#### [Goal]
Each of the entries should be retyped precisely as it appears.

#### [Available data]
——

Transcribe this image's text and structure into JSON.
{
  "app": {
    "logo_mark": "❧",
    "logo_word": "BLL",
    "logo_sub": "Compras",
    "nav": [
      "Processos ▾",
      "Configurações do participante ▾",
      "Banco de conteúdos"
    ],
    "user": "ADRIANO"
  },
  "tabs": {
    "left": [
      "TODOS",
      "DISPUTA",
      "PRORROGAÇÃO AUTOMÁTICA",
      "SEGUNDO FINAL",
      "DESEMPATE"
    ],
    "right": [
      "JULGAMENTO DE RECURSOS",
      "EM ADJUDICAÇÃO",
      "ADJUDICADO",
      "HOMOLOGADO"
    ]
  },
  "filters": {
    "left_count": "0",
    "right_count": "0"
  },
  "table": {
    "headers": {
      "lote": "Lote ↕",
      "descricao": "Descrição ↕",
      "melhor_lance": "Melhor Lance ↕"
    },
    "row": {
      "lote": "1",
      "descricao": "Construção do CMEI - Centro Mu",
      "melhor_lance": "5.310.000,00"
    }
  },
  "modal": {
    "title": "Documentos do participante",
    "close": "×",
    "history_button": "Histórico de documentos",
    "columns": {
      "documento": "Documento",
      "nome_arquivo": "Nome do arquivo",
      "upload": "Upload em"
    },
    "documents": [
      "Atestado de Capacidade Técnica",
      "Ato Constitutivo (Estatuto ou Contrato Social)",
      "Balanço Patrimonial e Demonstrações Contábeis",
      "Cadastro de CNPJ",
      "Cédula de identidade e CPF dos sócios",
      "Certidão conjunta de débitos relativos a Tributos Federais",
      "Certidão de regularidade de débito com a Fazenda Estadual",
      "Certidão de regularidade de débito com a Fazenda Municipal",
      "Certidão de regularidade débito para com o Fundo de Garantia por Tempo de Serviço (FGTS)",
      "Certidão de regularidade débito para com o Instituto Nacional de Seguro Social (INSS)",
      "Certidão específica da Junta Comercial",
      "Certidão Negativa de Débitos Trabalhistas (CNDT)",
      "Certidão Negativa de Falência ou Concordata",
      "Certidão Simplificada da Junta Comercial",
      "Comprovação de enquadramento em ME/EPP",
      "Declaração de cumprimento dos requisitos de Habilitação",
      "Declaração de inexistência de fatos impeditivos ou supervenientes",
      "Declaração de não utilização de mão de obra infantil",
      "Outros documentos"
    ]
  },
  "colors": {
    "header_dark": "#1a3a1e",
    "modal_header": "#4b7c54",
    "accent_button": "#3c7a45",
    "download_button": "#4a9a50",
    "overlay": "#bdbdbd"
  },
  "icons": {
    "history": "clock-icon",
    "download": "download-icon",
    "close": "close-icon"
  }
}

——

#### [Finished exercise]
Transcribe this image's text and structure into JSON.
{
  "app": {
    "logo_mark": "❧",
    "logo_word": "BLL",
    "logo_sub": "Compras",
    "nav": [
      "Processos ▾",
      "Configurações do participante ▾",
      "Banco de conteúdos"
    ],
    "user": "ADRIANO"
  },
  "tabs": {
    "left": [
      "TODOS",
      "DISPUTA",
      "PRORROGAÇÃO AUTOMÁTICA",
      "SEGUNDO FINAL",
      "DESEMPATE"
    ],
    "right": [
      "JULGAMENTO DE RECURSOS",
      "EM ADJUDICAÇÃO",
      "ADJUDICADO",
      "HOMOLOGADO"
    ]
  },
  "filters": {
    "left_count": "0",
    "right_count": "0"
  },
  "table": {
    "headers": {
      "lote": "Lote ↕",
      "descricao": "Descrição ↕",
      "melhor_lance": "Melhor Lance ↕"
    },
    "row": {
      "lote": "1",
      "descricao": "Construção do CMEI - Centro Mu",
      "melhor_lance": "5.310.000,00"
    }
  },
  "modal": {
    "title": "Documentos do participante",
    "close": "×",
    "history_button": "Histórico de documentos",
    "columns": {
      "documento": "Documento",
      "nome_arquivo": "Nome do arquivo",
      "upload": "Upload em"
    },
    "documents": [
      "Atestado de Capacidade Técnica",
      "Ato Constitutivo (Estatuto ou Contrato Social)",
      "Balanço Patrimonial e Demonstrações Contábeis",
      "Cadastro de CNPJ",
      "Cédula de identidade e CPF dos sócios",
      "Certidão conjunta de débitos relativos a Tributos Federais",
      "Certidão de regularidade de débito com a Fazenda Estadual",
      "Certidão de regularidade de débito com a Fazenda Municipal",
      "Certidão de regularidade débito para com o Fundo de Garantia por Tempo de Serviço (FGTS)",
      "Certidão de regularidade débito para com o Instituto Nacional de Seguro Social (INSS)",
      "Certidão específica da Junta Comercial",
      "Certidão Negativa de Débitos Trabalhistas (CNDT)",
      "Certidão Negativa de Falência ou Concordata",
      "Certidão Simplificada da Junta Comercial",
      "Comprovação de enquadramento em ME/EPP",
      "Declaração de cumprimento dos requisitos de Habilitação",
      "Declaração de inexistência de fatos impeditivos ou supervenientes",
      "Declaração de não utilização de mão de obra infantil",
      "Outros documentos"
    ]
  },
  "colors": {
    "header_dark": "#1a3a1e",
    "modal_header": "#4b7c54",
    "accent_button": "#3c7a45",
    "download_button": "#4a9a50",
    "overlay": "#bdbdbd"
  },
  "icons": {
    "history": "clock-icon",
    "download": "download-icon",
    "close": "close-icon"
  }
}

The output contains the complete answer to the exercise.